--- What to do ---
Copy every line in which the string "Finished" occurs.

**** Data entries

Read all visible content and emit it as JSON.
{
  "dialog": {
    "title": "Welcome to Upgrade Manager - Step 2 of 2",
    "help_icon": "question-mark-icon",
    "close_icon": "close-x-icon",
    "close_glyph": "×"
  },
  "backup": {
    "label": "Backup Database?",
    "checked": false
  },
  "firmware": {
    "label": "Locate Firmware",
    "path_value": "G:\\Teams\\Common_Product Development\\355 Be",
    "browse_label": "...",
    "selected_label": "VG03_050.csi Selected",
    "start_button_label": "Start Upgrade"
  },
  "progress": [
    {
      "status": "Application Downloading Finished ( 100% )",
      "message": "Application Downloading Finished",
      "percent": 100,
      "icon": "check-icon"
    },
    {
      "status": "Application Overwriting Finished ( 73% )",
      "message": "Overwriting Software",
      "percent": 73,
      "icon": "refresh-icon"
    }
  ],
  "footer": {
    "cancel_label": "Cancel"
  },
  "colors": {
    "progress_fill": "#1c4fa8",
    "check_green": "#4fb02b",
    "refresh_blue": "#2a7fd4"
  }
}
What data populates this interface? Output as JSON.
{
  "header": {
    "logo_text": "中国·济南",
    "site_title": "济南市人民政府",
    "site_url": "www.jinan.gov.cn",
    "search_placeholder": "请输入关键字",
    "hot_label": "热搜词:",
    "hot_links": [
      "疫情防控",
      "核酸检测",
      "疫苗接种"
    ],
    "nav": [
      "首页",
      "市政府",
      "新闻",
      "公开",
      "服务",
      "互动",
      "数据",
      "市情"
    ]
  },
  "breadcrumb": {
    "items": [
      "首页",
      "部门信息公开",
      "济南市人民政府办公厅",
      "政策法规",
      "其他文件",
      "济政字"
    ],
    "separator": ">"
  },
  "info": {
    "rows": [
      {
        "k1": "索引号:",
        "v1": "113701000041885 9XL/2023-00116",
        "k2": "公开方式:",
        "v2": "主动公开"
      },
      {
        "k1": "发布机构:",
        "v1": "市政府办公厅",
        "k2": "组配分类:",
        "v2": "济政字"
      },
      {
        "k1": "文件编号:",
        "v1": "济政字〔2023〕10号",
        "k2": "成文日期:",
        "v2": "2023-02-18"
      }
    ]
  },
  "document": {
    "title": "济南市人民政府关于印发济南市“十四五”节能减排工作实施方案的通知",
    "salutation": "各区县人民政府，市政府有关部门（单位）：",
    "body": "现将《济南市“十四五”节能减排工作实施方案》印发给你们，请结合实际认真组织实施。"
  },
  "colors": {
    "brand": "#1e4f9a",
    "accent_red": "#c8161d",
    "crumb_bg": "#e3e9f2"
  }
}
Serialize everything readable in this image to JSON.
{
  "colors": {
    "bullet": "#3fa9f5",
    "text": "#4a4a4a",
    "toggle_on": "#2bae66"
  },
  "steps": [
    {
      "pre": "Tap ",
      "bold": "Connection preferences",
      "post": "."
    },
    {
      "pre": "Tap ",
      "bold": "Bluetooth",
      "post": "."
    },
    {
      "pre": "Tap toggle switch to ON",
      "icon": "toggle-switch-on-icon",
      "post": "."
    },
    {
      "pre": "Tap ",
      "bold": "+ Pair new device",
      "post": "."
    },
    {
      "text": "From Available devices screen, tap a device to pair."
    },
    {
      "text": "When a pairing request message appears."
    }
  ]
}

********

--- Final answer ---
      "status": "Application Downloading Finished ( 100% )",
      "message": "Application Downloading Finished",
      "status": "Application Overwriting Finished ( 73% )",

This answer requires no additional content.